--- START OF Input material ---

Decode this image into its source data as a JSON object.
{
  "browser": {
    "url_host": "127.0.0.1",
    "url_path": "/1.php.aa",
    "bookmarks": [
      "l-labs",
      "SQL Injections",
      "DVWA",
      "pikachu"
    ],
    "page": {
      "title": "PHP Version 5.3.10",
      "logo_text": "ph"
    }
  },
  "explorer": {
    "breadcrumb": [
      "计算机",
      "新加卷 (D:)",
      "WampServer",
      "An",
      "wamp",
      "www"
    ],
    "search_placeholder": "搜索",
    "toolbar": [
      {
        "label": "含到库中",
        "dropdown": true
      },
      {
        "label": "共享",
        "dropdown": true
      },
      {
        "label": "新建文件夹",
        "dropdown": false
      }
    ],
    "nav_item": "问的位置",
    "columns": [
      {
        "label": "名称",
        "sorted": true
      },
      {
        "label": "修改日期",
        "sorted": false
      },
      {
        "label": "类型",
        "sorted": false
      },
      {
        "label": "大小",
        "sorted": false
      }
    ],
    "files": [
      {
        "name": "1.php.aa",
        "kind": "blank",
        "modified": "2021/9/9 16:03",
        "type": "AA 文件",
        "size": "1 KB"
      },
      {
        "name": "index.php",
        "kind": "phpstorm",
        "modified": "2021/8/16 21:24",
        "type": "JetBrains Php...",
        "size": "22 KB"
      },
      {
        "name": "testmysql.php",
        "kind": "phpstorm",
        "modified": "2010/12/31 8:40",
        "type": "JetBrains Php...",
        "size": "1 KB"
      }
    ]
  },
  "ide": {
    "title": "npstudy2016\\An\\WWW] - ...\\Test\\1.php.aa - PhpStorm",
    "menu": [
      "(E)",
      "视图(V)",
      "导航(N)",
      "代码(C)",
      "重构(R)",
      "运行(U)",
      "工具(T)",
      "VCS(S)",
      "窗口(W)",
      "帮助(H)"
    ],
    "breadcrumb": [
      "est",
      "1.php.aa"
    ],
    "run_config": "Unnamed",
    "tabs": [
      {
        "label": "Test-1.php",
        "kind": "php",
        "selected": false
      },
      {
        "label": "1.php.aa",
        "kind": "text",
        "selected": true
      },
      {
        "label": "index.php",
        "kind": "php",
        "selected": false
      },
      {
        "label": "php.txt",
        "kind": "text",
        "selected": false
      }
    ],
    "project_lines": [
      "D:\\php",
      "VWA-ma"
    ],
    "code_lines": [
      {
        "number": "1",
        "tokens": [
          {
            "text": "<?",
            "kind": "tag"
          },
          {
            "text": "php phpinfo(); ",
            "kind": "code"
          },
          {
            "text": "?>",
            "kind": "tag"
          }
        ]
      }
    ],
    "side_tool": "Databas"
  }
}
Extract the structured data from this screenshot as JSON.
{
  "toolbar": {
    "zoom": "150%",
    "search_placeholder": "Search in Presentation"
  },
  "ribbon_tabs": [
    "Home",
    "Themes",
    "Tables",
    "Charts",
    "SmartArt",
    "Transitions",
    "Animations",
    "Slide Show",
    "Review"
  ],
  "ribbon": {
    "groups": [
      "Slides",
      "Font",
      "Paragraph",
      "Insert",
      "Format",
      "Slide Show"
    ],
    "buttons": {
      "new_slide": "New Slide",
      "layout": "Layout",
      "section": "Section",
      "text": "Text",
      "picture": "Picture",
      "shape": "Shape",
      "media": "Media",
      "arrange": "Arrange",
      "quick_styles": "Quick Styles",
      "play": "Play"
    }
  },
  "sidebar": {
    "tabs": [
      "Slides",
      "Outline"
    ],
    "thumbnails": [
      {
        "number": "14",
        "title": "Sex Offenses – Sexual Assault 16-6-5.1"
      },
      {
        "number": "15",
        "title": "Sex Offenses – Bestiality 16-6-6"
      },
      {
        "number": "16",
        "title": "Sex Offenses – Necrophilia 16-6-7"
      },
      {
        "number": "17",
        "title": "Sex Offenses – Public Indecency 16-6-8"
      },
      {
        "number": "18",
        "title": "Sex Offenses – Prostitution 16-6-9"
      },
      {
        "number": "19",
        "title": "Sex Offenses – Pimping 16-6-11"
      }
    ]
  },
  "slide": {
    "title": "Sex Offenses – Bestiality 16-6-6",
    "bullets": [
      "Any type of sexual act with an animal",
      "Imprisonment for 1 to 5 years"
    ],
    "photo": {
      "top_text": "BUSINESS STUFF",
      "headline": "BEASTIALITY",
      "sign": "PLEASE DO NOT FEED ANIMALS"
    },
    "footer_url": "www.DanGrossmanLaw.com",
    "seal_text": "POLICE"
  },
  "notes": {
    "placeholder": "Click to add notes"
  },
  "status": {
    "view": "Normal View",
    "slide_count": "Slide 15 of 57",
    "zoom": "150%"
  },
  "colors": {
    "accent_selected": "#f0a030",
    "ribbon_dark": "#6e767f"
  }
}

--- END OF Input material ---

Goal
How many lines of these entries hold the string "notes"? Answer with the number alone.

Exercise solution
2